<<<<

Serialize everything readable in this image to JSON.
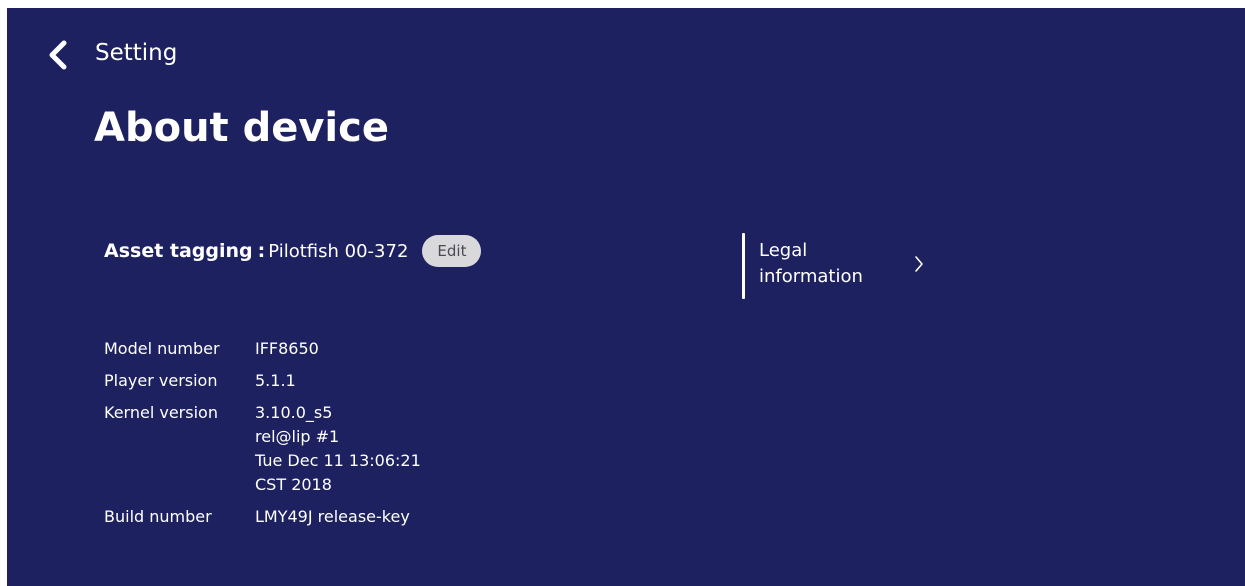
{
  "colors": {
    "background": "#1d2160",
    "text": "#ffffff",
    "edit_button_bg": "#d9d9dc",
    "edit_button_text": "#4a4a52"
  },
  "header": {
    "back_icon": "chevron-left-icon",
    "title": "Setting"
  },
  "page_title": "About device",
  "asset_tagging": {
    "label": "Asset tagging",
    "separator": ":",
    "value": "Pilotfish 00-372",
    "edit_label": "Edit"
  },
  "info": [
    {
      "label": "Model number",
      "value": [
        "IFF8650"
      ]
    },
    {
      "label": "Player version",
      "value": [
        "5.1.1"
      ]
    },
    {
      "label": "Kernel version",
      "value": [
        "3.10.0_s5",
        "rel@lip #1",
        "Tue Dec 11 13:06:21",
        "CST 2018"
      ]
    },
    {
      "label": "Build number",
      "value": [
        "LMY49J release-key"
      ]
    }
  ],
  "legal": {
    "label": "Legal information",
    "icon": "chevron-right-icon"
  }
}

>>>>

**Problem to solve**
Select the lines from the entries that include the word "chevron".

**Final result**
    "back_icon": "chevron-left-icon",
    "icon": "chevron-right-icon"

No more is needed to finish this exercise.